* Data to process:
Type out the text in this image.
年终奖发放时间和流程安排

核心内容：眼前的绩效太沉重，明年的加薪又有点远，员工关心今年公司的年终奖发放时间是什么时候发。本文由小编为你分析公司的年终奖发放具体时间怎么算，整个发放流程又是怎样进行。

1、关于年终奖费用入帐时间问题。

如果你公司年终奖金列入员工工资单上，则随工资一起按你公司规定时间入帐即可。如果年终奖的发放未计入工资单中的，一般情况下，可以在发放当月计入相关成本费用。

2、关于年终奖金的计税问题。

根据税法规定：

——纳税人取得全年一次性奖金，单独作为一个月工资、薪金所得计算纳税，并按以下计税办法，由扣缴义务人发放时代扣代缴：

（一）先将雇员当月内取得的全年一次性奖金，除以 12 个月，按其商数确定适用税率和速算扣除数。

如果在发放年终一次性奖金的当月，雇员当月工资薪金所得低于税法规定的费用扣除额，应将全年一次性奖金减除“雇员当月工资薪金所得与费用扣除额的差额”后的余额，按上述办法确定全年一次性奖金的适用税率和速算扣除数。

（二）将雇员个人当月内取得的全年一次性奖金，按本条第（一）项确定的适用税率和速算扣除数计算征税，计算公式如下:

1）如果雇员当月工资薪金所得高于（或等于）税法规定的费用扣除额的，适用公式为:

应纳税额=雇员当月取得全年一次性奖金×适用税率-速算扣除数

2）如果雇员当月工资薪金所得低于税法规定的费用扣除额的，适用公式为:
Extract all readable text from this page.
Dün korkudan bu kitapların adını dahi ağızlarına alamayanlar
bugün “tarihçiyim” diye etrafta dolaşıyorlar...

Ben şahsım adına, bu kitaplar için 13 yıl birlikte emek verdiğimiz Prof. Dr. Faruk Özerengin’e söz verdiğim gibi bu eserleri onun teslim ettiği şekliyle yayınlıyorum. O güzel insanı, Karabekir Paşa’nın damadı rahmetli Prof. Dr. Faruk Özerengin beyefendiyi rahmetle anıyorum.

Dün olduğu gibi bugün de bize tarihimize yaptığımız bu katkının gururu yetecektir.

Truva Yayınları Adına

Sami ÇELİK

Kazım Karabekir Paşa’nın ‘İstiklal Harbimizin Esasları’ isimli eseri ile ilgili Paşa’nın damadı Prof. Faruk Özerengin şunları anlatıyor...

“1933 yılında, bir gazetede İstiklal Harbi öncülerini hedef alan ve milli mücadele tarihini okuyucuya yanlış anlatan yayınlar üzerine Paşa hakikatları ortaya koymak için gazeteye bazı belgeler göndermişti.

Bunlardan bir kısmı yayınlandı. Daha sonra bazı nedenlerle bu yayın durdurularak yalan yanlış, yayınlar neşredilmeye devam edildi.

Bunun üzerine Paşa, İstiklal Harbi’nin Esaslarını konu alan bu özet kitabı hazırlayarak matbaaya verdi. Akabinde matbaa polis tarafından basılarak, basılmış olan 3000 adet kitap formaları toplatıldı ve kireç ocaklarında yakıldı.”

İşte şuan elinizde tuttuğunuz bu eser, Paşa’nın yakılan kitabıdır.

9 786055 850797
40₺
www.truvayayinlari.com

* Task goal:
Write out only what runs from the line holding "Extract all readable text from this page." through the last line of the records, exactly as shown.

* Correct output:
Extract all readable text from this page.
Dün korkudan bu kitapların adını dahi ağızlarına alamayanlar
bugün “tarihçiyim” diye etrafta dolaşıyorlar...

Ben şahsım adına, bu kitaplar için 13 yıl birlikte emek verdiğimiz Prof. Dr. Faruk Özerengin’e söz verdiğim gibi bu eserleri onun teslim ettiği şekliyle yayınlıyorum. O güzel insanı, Karabekir Paşa’nın damadı rahmetli Prof. Dr. Faruk Özerengin beyefendiyi rahmetle anıyorum.

Dün olduğu gibi bugün de bize tarihimize yaptığımız bu katkının gururu yetecektir.

Truva Yayınları Adına

Sami ÇELİK

Kazım Karabekir Paşa’nın ‘İstiklal Harbimizin Esasları’ isimli eseri ile ilgili Paşa’nın damadı Prof. Faruk Özerengin şunları anlatıyor...

“1933 yılında, bir gazetede İstiklal Harbi öncülerini hedef alan ve milli mücadele tarihini okuyucuya yanlış anlatan yayınlar üzerine Paşa hakikatları ortaya koymak için gazeteye bazı belgeler göndermişti.

Bunlardan bir kısmı yayınlandı. Daha sonra bazı nedenlerle bu yayın durdurularak yalan yanlış, yayınlar neşredilmeye devam edildi.

Bunun üzerine Paşa, İstiklal Harbi’nin Esaslarını konu alan bu özet kitabı hazırlayarak matbaaya verdi. Akabinde matbaa polis tarafından basılarak, basılmış olan 3000 adet kitap formaları toplatıldı ve kireç ocaklarında yakıldı.”

İşte şuan elinizde tuttuğunuz bu eser, Paşa’nın yakılan kitabıdır.

9 786055 850797
40₺
www.truvayayinlari.com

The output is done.